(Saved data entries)

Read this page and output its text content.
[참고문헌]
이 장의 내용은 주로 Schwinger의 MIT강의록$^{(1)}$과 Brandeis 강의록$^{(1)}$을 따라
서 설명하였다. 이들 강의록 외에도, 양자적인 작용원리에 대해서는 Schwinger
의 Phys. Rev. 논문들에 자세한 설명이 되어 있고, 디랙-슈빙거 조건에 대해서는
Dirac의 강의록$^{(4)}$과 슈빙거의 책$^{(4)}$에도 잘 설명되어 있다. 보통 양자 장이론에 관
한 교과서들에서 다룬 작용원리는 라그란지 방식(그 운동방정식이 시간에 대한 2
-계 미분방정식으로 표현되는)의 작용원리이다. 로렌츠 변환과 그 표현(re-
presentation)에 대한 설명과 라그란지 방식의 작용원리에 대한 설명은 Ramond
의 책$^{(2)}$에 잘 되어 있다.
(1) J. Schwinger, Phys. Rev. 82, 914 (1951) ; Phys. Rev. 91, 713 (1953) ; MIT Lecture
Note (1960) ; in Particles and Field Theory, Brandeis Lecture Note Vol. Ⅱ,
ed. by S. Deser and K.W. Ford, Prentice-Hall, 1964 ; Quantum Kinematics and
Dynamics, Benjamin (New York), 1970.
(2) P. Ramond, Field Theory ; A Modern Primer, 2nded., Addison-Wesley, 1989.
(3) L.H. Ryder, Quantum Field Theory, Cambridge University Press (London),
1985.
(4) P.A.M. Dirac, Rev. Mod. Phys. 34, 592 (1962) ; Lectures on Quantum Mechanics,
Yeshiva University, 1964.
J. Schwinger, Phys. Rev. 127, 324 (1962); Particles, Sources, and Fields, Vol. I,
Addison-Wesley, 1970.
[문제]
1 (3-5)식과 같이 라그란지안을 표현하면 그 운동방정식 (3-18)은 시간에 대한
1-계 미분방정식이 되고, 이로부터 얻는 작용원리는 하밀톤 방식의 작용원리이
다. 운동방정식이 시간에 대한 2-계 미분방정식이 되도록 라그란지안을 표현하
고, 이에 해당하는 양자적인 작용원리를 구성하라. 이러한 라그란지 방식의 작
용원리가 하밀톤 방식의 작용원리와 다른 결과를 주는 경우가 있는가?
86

PROBLEM TO WORK ON: Retype the listing exactly, in full.

EXERCISE SOLUTION:
Read this page and output its text content.
[참고문헌]
이 장의 내용은 주로 Schwinger의 MIT강의록$^{(1)}$과 Brandeis 강의록$^{(1)}$을 따라
서 설명하였다. 이들 강의록 외에도, 양자적인 작용원리에 대해서는 Schwinger
의 Phys. Rev. 논문들에 자세한 설명이 되어 있고, 디랙-슈빙거 조건에 대해서는
Dirac의 강의록$^{(4)}$과 슈빙거의 책$^{(4)}$에도 잘 설명되어 있다. 보통 양자 장이론에 관
한 교과서들에서 다룬 작용원리는 라그란지 방식(그 운동방정식이 시간에 대한 2
-계 미분방정식으로 표현되는)의 작용원리이다. 로렌츠 변환과 그 표현(re-
presentation)에 대한 설명과 라그란지 방식의 작용원리에 대한 설명은 Ramond
의 책$^{(2)}$에 잘 되어 있다.
(1) J. Schwinger, Phys. Rev. 82, 914 (1951) ; Phys. Rev. 91, 713 (1953) ; MIT Lecture
Note (1960) ; in Particles and Field Theory, Brandeis Lecture Note Vol. Ⅱ,
ed. by S. Deser and K.W. Ford, Prentice-Hall, 1964 ; Quantum Kinematics and
Dynamics, Benjamin (New York), 1970.
(2) P. Ramond, Field Theory ; A Modern Primer, 2nded., Addison-Wesley, 1989.
(3) L.H. Ryder, Quantum Field Theory, Cambridge University Press (London),
1985.
(4) P.A.M. Dirac, Rev. Mod. Phys. 34, 592 (1962) ; Lectures on Quantum Mechanics,
Yeshiva University, 1964.
J. Schwinger, Phys. Rev. 127, 324 (1962); Particles, Sources, and Fields, Vol. I,
Addison-Wesley, 1970.
[문제]
1 (3-5)식과 같이 라그란지안을 표현하면 그 운동방정식 (3-18)은 시간에 대한
1-계 미분방정식이 되고, 이로부터 얻는 작용원리는 하밀톤 방식의 작용원리이
다. 운동방정식이 시간에 대한 2-계 미분방정식이 되도록 라그란지안을 표현하
고, 이에 해당하는 양자적인 작용원리를 구성하라. 이러한 라그란지 방식의 작
용원리가 하밀톤 방식의 작용원리와 다른 결과를 주는 경우가 있는가?
86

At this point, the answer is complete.